**Set exercise**
Collect all lines from the listing that include the string "драйверов".

**Dataset entries**
■ ■ ■ ■
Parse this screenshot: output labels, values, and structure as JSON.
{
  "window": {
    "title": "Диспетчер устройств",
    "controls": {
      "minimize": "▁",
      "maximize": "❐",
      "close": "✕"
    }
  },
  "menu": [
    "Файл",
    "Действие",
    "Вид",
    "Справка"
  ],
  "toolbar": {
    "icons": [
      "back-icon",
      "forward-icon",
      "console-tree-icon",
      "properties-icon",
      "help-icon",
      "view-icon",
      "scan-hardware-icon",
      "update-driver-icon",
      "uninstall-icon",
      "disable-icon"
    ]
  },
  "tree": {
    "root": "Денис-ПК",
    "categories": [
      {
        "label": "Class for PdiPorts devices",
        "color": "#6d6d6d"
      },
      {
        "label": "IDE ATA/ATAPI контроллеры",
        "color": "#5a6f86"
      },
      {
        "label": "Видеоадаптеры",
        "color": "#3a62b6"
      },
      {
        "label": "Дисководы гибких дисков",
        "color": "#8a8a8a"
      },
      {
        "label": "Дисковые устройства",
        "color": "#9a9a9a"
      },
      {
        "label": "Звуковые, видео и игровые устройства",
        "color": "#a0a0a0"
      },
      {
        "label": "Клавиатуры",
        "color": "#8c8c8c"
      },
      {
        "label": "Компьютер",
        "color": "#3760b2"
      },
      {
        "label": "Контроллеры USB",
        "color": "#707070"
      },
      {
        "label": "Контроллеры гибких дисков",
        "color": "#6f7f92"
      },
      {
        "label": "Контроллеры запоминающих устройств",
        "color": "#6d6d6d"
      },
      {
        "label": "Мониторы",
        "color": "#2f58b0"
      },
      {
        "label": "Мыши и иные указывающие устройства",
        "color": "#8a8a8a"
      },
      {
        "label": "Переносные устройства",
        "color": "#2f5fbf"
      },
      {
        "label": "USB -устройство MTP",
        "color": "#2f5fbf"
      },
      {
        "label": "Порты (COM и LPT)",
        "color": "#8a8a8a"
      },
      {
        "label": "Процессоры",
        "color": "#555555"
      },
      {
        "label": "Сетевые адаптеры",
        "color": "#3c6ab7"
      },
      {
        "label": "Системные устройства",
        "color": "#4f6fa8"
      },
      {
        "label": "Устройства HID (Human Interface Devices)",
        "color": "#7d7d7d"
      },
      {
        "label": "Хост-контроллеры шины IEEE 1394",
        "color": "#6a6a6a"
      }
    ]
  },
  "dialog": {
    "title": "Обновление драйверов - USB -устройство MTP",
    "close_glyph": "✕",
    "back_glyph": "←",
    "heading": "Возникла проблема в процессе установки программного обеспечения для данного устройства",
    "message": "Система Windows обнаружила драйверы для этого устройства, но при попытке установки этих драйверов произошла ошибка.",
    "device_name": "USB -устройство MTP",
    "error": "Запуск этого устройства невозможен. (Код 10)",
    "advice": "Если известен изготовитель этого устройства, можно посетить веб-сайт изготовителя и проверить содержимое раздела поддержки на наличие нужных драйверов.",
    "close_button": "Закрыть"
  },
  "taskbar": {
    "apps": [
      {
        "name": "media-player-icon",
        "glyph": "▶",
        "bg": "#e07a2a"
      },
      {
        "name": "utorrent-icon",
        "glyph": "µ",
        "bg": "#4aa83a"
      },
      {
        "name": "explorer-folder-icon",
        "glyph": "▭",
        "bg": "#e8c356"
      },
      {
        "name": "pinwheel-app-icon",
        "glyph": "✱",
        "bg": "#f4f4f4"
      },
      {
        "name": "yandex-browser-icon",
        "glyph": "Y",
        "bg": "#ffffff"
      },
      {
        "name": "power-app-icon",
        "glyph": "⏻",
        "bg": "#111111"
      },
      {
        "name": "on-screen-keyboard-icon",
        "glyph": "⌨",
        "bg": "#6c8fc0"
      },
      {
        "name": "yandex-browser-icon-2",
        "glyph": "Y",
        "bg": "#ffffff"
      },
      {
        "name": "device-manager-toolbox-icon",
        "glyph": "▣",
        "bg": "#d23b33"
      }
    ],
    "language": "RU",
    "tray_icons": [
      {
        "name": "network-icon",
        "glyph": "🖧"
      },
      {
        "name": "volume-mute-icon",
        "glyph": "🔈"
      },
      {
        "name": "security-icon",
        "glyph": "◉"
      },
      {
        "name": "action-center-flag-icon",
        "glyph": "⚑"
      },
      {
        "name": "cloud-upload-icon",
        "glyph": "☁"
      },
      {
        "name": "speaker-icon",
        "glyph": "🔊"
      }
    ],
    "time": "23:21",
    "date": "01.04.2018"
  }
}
■ ■ ■ ■
**Output below**
    "title": "Обновление драйверов - USB -устройство MTP",
    "message": "Система Windows обнаружила драйверы для этого устройства, но при попытке установки этих драйверов произошла ошибка.",
    "advice": "Если известен изготовитель этого устройства, можно посетить веб-сайт изготовителя и проверить содержимое раздела поддержки на наличие нужных драйверов.",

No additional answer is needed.